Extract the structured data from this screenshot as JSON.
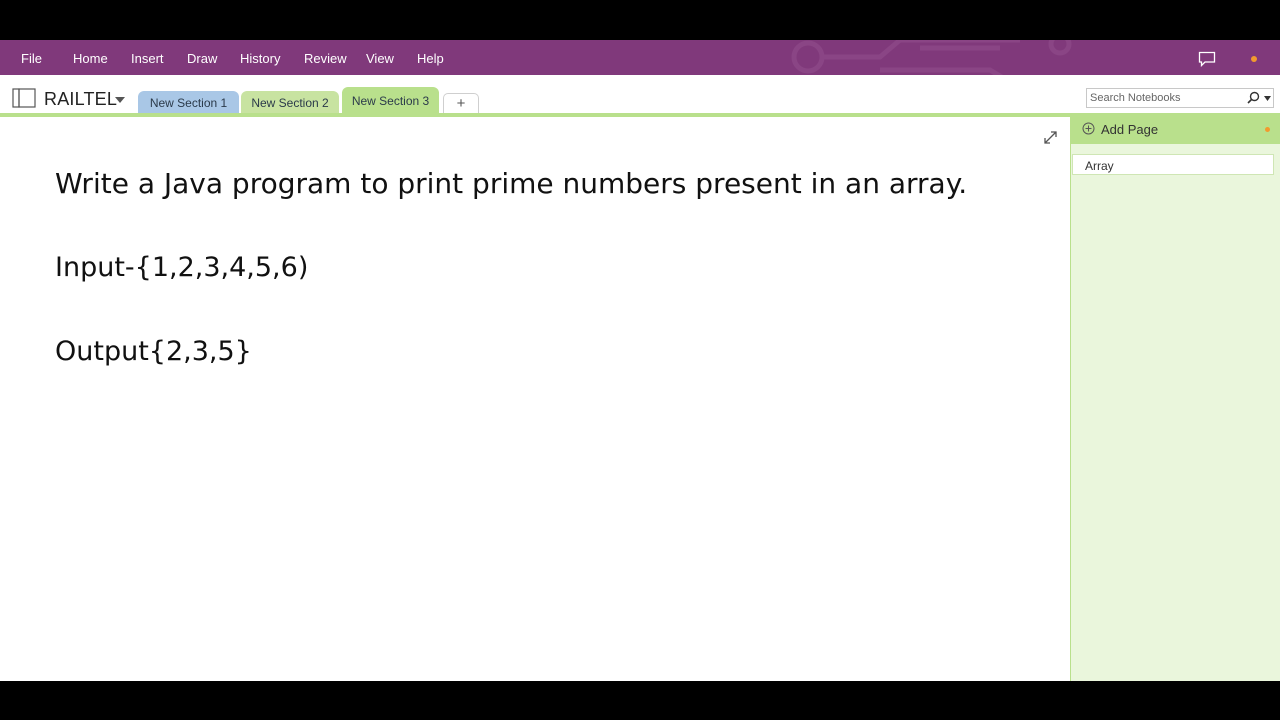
{
  "menu": {
    "items": [
      "File",
      "Home",
      "Insert",
      "Draw",
      "History",
      "Review",
      "View",
      "Help"
    ]
  },
  "notebook": {
    "name": "RAILTEL"
  },
  "sections": {
    "tabs": [
      "New Section 1",
      "New Section 2",
      "New Section 3"
    ],
    "active": "New Section 3",
    "add_label": "+"
  },
  "search": {
    "placeholder": "Search Notebooks"
  },
  "note": {
    "lines": [
      "Write a Java program to print prime numbers present in an array.",
      "Input-{1,2,3,4,5,6)",
      "Output{2,3,5}"
    ]
  },
  "pages": {
    "add_label": "Add Page",
    "items": [
      "Array"
    ]
  },
  "colors": {
    "menubar": "#80397b",
    "section1": "#a9c7e6",
    "section2": "#c8e3a1",
    "section3": "#b9e08c",
    "accent_dot": "#f29a2e"
  }
}
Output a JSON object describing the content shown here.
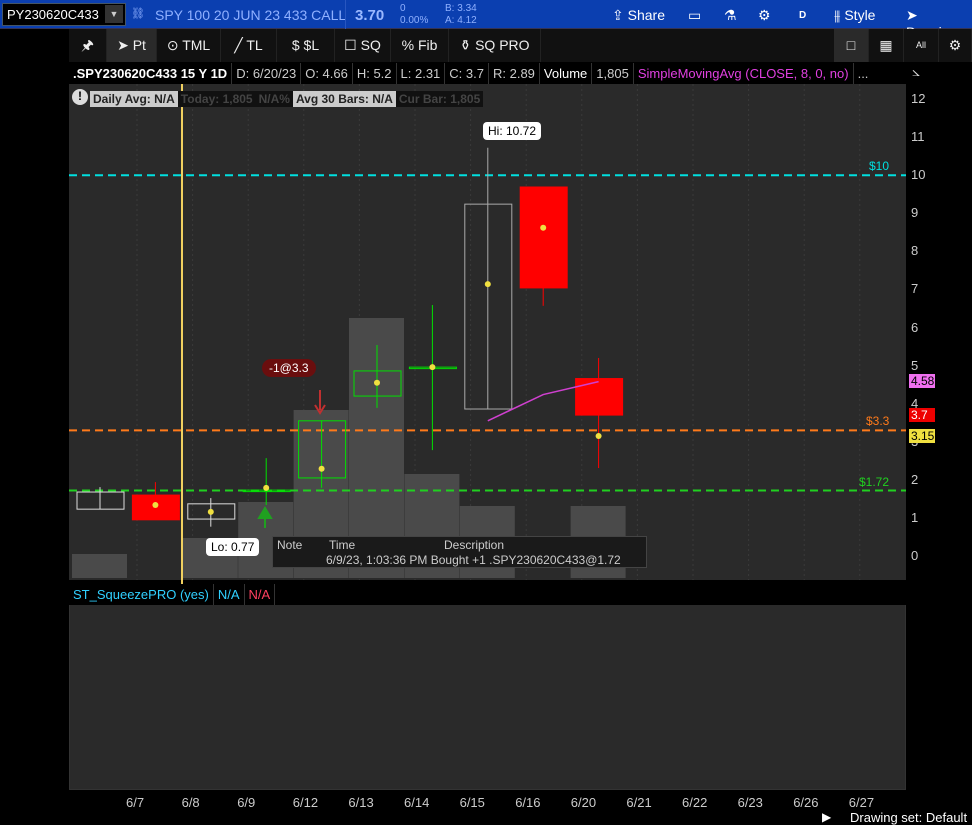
{
  "topbar": {
    "symbol": "PY230620C433",
    "description": "SPY 100 20 JUN 23 433 CALL",
    "last": "3.70",
    "change": "0",
    "change_pct": "0.00%",
    "bid": "B: 3.34",
    "ask": "A: 4.12",
    "share": "Share",
    "period": "D",
    "style": "Style",
    "drawings": "Drawings"
  },
  "toolbar": {
    "tools": [
      "Pt",
      "TML",
      "TL",
      "$L",
      "SQ",
      "Fib",
      "SQ PRO"
    ],
    "right": [
      "□",
      "▦",
      "All",
      "⚙"
    ]
  },
  "info": {
    "symbol": ".SPY230620C433 15 Y 1D",
    "date": "D: 6/20/23",
    "open": "O: 4.66",
    "high": "H: 5.2",
    "low": "L: 2.31",
    "close": "C: 3.7",
    "range": "R: 2.89",
    "volume_label": "Volume",
    "volume": "1,805",
    "study": "SimpleMovingAvg (CLOSE, 8, 0, no)",
    "more": "..."
  },
  "stats": {
    "daily_avg": "Daily Avg: N/A",
    "today": "Today: 1,805",
    "pct": "N/A%",
    "avg30": "Avg 30 Bars: N/A",
    "cur_bar": "Cur Bar: 1,805"
  },
  "annotations": {
    "hi": "Hi: 10.72",
    "lo": "Lo: 0.77",
    "order": "-1@3.3",
    "line_10": "$10",
    "line_33": "$3.3",
    "line_172": "$1.72"
  },
  "note": {
    "h_note": "Note",
    "h_time": "Time",
    "h_desc": "Description",
    "row": "6/9/23, 1:03:36 PM Bought +1 .SPY230620C433@1.72"
  },
  "lower": {
    "study": "ST_SqueezePRO (yes)",
    "v1": "N/A",
    "v2": "N/A"
  },
  "badges": {
    "sma": "4.58",
    "last": "3.7",
    "mark": "3.15"
  },
  "footer": {
    "drawing_set": "Drawing set: Default"
  },
  "colors": {
    "up": "#00e000",
    "down": "#ff0000",
    "sma": "#d040d0",
    "cyan": "#00e0e0",
    "orange": "#ff7a1a",
    "green": "#20d020"
  },
  "chart_data": {
    "type": "candlestick",
    "y_ticks": [
      12,
      11,
      10,
      9,
      8,
      7,
      6,
      5,
      4,
      3,
      2,
      1,
      0
    ],
    "ylim": [
      -0.6,
      12.4
    ],
    "dates": [
      "6/7",
      "6/8",
      "6/9",
      "6/12",
      "6/13",
      "6/14",
      "6/15",
      "6/16",
      "6/20",
      "6/21",
      "6/22",
      "6/23",
      "6/26",
      "6/27"
    ],
    "candles": [
      {
        "o": 1.68,
        "h": 1.81,
        "l": 1.23,
        "c": 1.23,
        "style": "hollow-white"
      },
      {
        "o": 1.6,
        "h": 1.94,
        "l": 0.95,
        "c": 0.95,
        "style": "red"
      },
      {
        "o": 1.37,
        "h": 1.52,
        "l": 0.77,
        "c": 0.97,
        "style": "hollow-white"
      },
      {
        "o": 1.73,
        "h": 2.57,
        "l": 1.34,
        "c": 1.73,
        "style": "green"
      },
      {
        "o": 2.05,
        "h": 3.55,
        "l": 1.79,
        "c": 3.55,
        "style": "green"
      },
      {
        "o": 4.2,
        "h": 5.54,
        "l": 3.89,
        "c": 4.86,
        "style": "green"
      },
      {
        "o": 4.96,
        "h": 6.59,
        "l": 2.78,
        "c": 4.96,
        "style": "green"
      },
      {
        "o": 3.86,
        "h": 10.72,
        "l": 3.86,
        "c": 9.24,
        "style": "hollow-white"
      },
      {
        "o": 9.69,
        "h": 9.69,
        "l": 6.57,
        "c": 7.04,
        "style": "red"
      },
      {
        "o": 4.66,
        "h": 5.2,
        "l": 2.31,
        "c": 3.7,
        "style": "red"
      }
    ],
    "marks": [
      null,
      1.34,
      1.16,
      1.79,
      2.29,
      4.55,
      4.96,
      7.14,
      8.62,
      3.15
    ],
    "volume": [
      0.6,
      0.0,
      1.0,
      1.9,
      4.2,
      6.5,
      2.6,
      1.8,
      0,
      1.8
    ],
    "sma": [
      [
        7,
        3.55
      ],
      [
        8,
        4.24
      ],
      [
        9,
        4.58
      ]
    ],
    "levels": [
      10,
      3.3,
      1.72
    ]
  }
}
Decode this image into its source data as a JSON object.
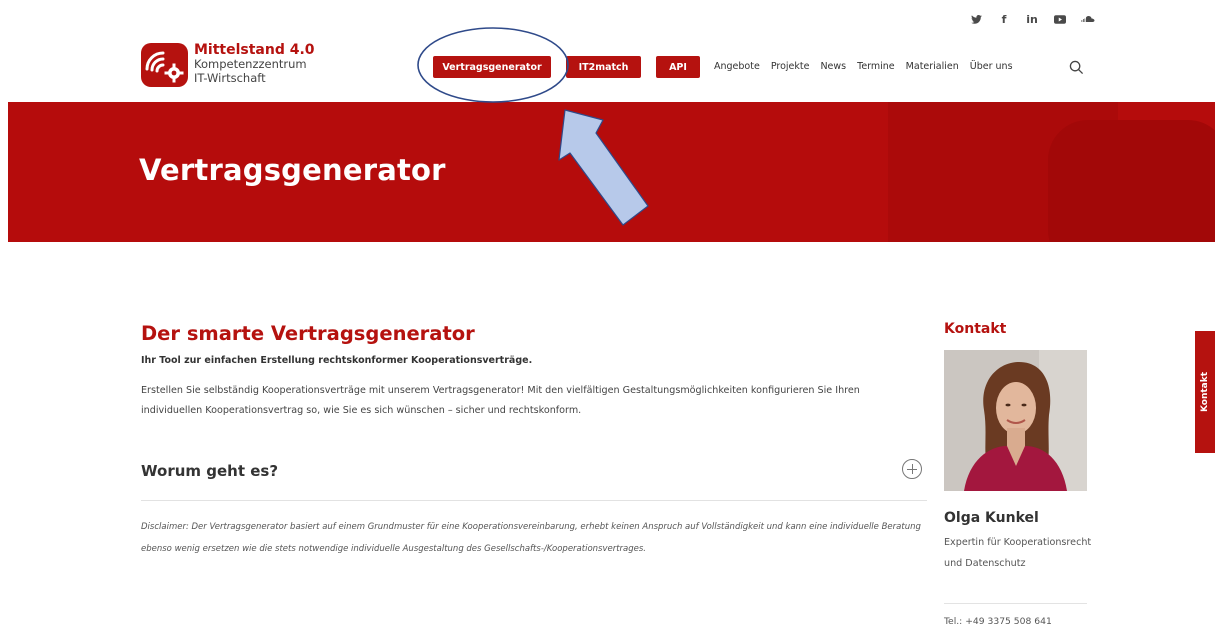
{
  "social": [
    "twitter",
    "facebook",
    "linkedin",
    "youtube",
    "soundcloud"
  ],
  "social_glyphs": {
    "facebook": "f",
    "linkedin": "in"
  },
  "logo": {
    "title": "Mittelstand 4.0",
    "line1": "Kompetenzzentrum",
    "line2": "IT-Wirtschaft"
  },
  "nav": {
    "buttons": [
      "Vertragsgenerator",
      "IT2match",
      "API"
    ],
    "links": [
      "Angebote",
      "Projekte",
      "News",
      "Termine",
      "Materialien",
      "Über uns"
    ]
  },
  "hero": {
    "title": "Vertragsgenerator"
  },
  "main": {
    "heading": "Der smarte Vertragsgenerator",
    "lead": "Ihr Tool zur einfachen Erstellung rechtskonformer Kooperationsverträge.",
    "paragraph": "Erstellen Sie selbständig Kooperationsverträge mit unserem Vertragsgenerator! Mit den vielfältigen Gestaltungsmöglichkeiten konfigurieren Sie Ihren individuellen Kooperationsvertrag so, wie Sie es sich wünschen – sicher und rechtskonform.",
    "accordion_title": "Worum geht es?",
    "disclaimer": "Disclaimer: Der Vertragsgenerator basiert auf einem Grundmuster für eine Kooperationsvereinbarung, erhebt keinen Anspruch auf Vollständigkeit und kann eine individuelle Beratung ebenso wenig ersetzen wie die stets notwendige individuelle Ausgestaltung des Gesellschafts-/Kooperationsvertrages."
  },
  "sidebar": {
    "heading": "Kontakt",
    "name": "Olga Kunkel",
    "role": "Expertin für Kooperationsrecht und Datenschutz",
    "tel": "Tel.: +49 3375 508 641"
  },
  "side_tab": "Kontakt",
  "colors": {
    "brand_red": "#b5120f",
    "hero_red": "#b50c0c",
    "annotation_arrow": "#b7c9ea",
    "annotation_stroke": "#2f4a8a"
  }
}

- - -

### Written instruction
The pictures in the entries should be left out; output everything else exactly.

### Written answer
Extract the structured data from this screenshot as JSON.
{
  "menu": {
    "items": [
      "File",
      "Home",
      "Insert",
      "Draw",
      "History",
      "Review",
      "View",
      "Help"
    ]
  },
  "notebook": {
    "name": "RAILTEL"
  },
  "sections": {
    "tabs": [
      "New Section 1",
      "New Section 2",
      "New Section 3"
    ],
    "active": "New Section 3",
    "add_label": "+"
  },
  "search": {
    "placeholder": "Search Notebooks"
  },
  "note": {
    "lines": [
      "Write a Java program to print prime numbers present in an array.",
      "Input-{1,2,3,4,5,6)",
      "Output{2,3,5}"
    ]
  },
  "pages": {
    "add_label": "Add Page",
    "items": [
      "Array"
    ]
  },
  "colors": {
    "menubar": "#80397b",
    "section1": "#a9c7e6",
    "section2": "#c8e3a1",
    "section3": "#b9e08c",
    "accent_dot": "#f29a2e"
  }
}
Output a JSON object describing the content shown here.
{
  "topbar": {
    "symbol": "PY230620C433",
    "description": "SPY 100 20 JUN 23 433 CALL",
    "last": "3.70",
    "change": "0",
    "change_pct": "0.00%",
    "bid": "B: 3.34",
    "ask": "A: 4.12",
    "share": "Share",
    "period": "D",
    "style": "Style",
    "drawings": "Drawings"
  },
  "toolbar": {
    "tools": [
      "Pt",
      "TML",
      "TL",
      "$L",
      "SQ",
      "Fib",
      "SQ PRO"
    ],
    "right": [
      "□",
      "▦",
      "All",
      "⚙"
    ]
  },
  "info": {
    "symbol": ".SPY230620C433 15 Y 1D",
    "date": "D: 6/20/23",
    "open": "O: 4.66",
    "high": "H: 5.2",
    "low": "L: 2.31",
    "close": "C: 3.7",
    "range": "R: 2.89",
    "volume_label": "Volume",
    "volume": "1,805",
    "study": "SimpleMovingAvg (CLOSE, 8, 0, no)",
    "more": "..."
  },
  "stats": {
    "daily_avg": "Daily Avg: N/A",
    "today": "Today: 1,805",
    "pct": "N/A%",
    "avg30": "Avg 30 Bars: N/A",
    "cur_bar": "Cur Bar: 1,805"
  },
  "annotations": {
    "hi": "Hi: 10.72",
    "lo": "Lo: 0.77",
    "order": "-1@3.3",
    "line_10": "$10",
    "line_33": "$3.3",
    "line_172": "$1.72"
  },
  "note": {
    "h_note": "Note",
    "h_time": "Time",
    "h_desc": "Description",
    "row": "6/9/23, 1:03:36 PM Bought +1 .SPY230620C433@1.72"
  },
  "lower": {
    "study": "ST_SqueezePRO (yes)",
    "v1": "N/A",
    "v2": "N/A"
  },
  "badges": {
    "sma": "4.58",
    "last": "3.7",
    "mark": "3.15"
  },
  "footer": {
    "drawing_set": "Drawing set: Default"
  },
  "colors": {
    "up": "#00e000",
    "down": "#ff0000",
    "sma": "#d040d0",
    "cyan": "#00e0e0",
    "orange": "#ff7a1a",
    "green": "#20d020"
  },
  "chart_data": {
    "type": "candlestick",
    "y_ticks": [
      12,
      11,
      10,
      9,
      8,
      7,
      6,
      5,
      4,
      3,
      2,
      1,
      0
    ],
    "ylim": [
      -0.6,
      12.4
    ],
    "dates": [
      "6/7",
      "6/8",
      "6/9",
      "6/12",
      "6/13",
      "6/14",
      "6/15",
      "6/16",
      "6/20",
      "6/21",
      "6/22",
      "6/23",
      "6/26",
      "6/27"
    ],
    "candles": [
      {
        "o": 1.68,
        "h": 1.81,
        "l": 1.23,
        "c": 1.23,
        "style": "hollow-white"
      },
      {
        "o": 1.6,
        "h": 1.94,
        "l": 0.95,
        "c": 0.95,
        "style": "red"
      },
      {
        "o": 1.37,
        "h": 1.52,
        "l": 0.77,
        "c": 0.97,
        "style": "hollow-white"
      },
      {
        "o": 1.73,
        "h": 2.57,
        "l": 1.34,
        "c": 1.73,
        "style": "green"
      },
      {
        "o": 2.05,
        "h": 3.55,
        "l": 1.79,
        "c": 3.55,
        "style": "green"
      },
      {
        "o": 4.2,
        "h": 5.54,
        "l": 3.89,
        "c": 4.86,
        "style": "green"
      },
      {
        "o": 4.96,
        "h": 6.59,
        "l": 2.78,
        "c": 4.96,
        "style": "green"
      },
      {
        "o": 3.86,
        "h": 10.72,
        "l": 3.86,
        "c": 9.24,
        "style": "hollow-white"
      },
      {
        "o": 9.69,
        "h": 9.69,
        "l": 6.57,
        "c": 7.04,
        "style": "red"
      },
      {
        "o": 4.66,
        "h": 5.2,
        "l": 2.31,
        "c": 3.7,
        "style": "red"
      }
    ],
    "marks": [
      null,
      1.34,
      1.16,
      1.79,
      2.29,
      4.55,
      4.96,
      7.14,
      8.62,
      3.15
    ],
    "volume": [
      0.6,
      0.0,
      1.0,
      1.9,
      4.2,
      6.5,
      2.6,
      1.8,
      0,
      1.8
    ],
    "sma": [
      [
        7,
        3.55
      ],
      [
        8,
        4.24
      ],
      [
        9,
        4.58
      ]
    ],
    "levels": [
      10,
      3.3,
      1.72
    ]
  }
}
Decode this image into its source data as a JSON object.
{
  "social": [
    "twitter",
    "facebook",
    "linkedin",
    "youtube",
    "soundcloud"
  ],
  "social_glyphs": {
    "facebook": "f",
    "linkedin": "in"
  },
  "logo": {
    "title": "Mittelstand 4.0",
    "line1": "Kompetenzzentrum",
    "line2": "IT-Wirtschaft"
  },
  "nav": {
    "buttons": [
      "Vertragsgenerator",
      "IT2match",
      "API"
    ],
    "links": [
      "Angebote",
      "Projekte",
      "News",
      "Termine",
      "Materialien",
      "Über uns"
    ]
  },
  "hero": {
    "title": "Vertragsgenerator"
  },
  "main": {
    "heading": "Der smarte Vertragsgenerator",
    "lead": "Ihr Tool zur einfachen Erstellung rechtskonformer Kooperationsverträge.",
    "paragraph": "Erstellen Sie selbständig Kooperationsverträge mit unserem Vertragsgenerator! Mit den vielfältigen Gestaltungsmöglichkeiten konfigurieren Sie Ihren individuellen Kooperationsvertrag so, wie Sie es sich wünschen – sicher und rechtskonform.",
    "accordion_title": "Worum geht es?",
    "disclaimer": "Disclaimer: Der Vertragsgenerator basiert auf einem Grundmuster für eine Kooperationsvereinbarung, erhebt keinen Anspruch auf Vollständigkeit und kann eine individuelle Beratung ebenso wenig ersetzen wie die stets notwendige individuelle Ausgestaltung des Gesellschafts-/Kooperationsvertrages."
  },
  "sidebar": {
    "heading": "Kontakt",
    "name": "Olga Kunkel",
    "role": "Expertin für Kooperationsrecht und Datenschutz",
    "tel": "Tel.: +49 3375 508 641"
  },
  "side_tab": "Kontakt",
  "colors": {
    "brand_red": "#b5120f",
    "hero_red": "#b50c0c",
    "annotation_arrow": "#b7c9ea",
    "annotation_stroke": "#2f4a8a"
  }
}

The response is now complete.